- **Your instructions**
Look through the material and copy each line holding "color".

- **Dataset content**
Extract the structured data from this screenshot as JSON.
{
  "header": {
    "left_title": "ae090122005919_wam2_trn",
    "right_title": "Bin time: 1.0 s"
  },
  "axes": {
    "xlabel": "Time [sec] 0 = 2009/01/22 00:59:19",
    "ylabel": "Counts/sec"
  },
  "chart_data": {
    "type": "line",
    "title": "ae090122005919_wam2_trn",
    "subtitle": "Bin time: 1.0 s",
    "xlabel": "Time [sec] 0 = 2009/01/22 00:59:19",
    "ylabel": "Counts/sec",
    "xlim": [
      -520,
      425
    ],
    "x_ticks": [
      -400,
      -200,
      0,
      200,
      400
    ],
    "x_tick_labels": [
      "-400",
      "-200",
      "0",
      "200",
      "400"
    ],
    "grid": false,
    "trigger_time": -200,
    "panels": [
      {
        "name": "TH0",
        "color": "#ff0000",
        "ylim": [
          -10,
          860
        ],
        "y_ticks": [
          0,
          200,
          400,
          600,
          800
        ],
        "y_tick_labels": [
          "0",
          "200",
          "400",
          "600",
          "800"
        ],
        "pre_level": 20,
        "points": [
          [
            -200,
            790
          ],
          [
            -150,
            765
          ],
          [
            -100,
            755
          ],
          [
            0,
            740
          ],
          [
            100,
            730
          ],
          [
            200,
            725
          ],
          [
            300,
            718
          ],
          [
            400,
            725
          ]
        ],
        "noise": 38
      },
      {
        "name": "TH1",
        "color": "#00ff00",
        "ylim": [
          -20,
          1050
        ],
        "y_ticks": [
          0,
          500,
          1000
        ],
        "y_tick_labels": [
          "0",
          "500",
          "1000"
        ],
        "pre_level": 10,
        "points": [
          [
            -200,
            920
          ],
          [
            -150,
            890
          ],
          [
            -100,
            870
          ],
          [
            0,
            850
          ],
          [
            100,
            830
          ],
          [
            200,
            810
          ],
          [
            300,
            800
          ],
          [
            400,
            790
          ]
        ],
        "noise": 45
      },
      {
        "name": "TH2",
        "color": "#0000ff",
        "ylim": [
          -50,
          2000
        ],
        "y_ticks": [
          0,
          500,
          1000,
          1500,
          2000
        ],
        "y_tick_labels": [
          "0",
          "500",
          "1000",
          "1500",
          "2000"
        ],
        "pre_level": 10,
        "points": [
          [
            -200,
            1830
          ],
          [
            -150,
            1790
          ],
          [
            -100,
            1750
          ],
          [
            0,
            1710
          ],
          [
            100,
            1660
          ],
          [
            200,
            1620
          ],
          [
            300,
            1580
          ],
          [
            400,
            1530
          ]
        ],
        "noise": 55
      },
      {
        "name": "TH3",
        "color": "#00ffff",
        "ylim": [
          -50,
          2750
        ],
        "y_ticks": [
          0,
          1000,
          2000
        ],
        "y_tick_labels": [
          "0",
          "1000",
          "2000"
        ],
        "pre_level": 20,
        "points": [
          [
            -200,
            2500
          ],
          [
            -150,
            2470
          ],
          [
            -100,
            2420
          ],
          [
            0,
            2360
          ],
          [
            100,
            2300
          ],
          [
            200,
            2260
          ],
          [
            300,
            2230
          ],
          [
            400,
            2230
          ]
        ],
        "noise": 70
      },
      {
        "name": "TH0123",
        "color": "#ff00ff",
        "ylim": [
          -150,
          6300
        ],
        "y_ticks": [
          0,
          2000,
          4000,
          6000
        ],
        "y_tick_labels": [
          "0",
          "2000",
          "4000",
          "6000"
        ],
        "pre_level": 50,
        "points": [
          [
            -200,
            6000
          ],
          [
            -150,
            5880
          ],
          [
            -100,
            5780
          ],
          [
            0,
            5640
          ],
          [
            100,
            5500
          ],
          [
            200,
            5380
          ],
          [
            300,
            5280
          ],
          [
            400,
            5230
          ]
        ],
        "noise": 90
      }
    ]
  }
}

- **Solution**
        "color": "#ff0000",
        "color": "#00ff00",
        "color": "#0000ff",
        "color": "#00ffff",
        "color": "#ff00ff",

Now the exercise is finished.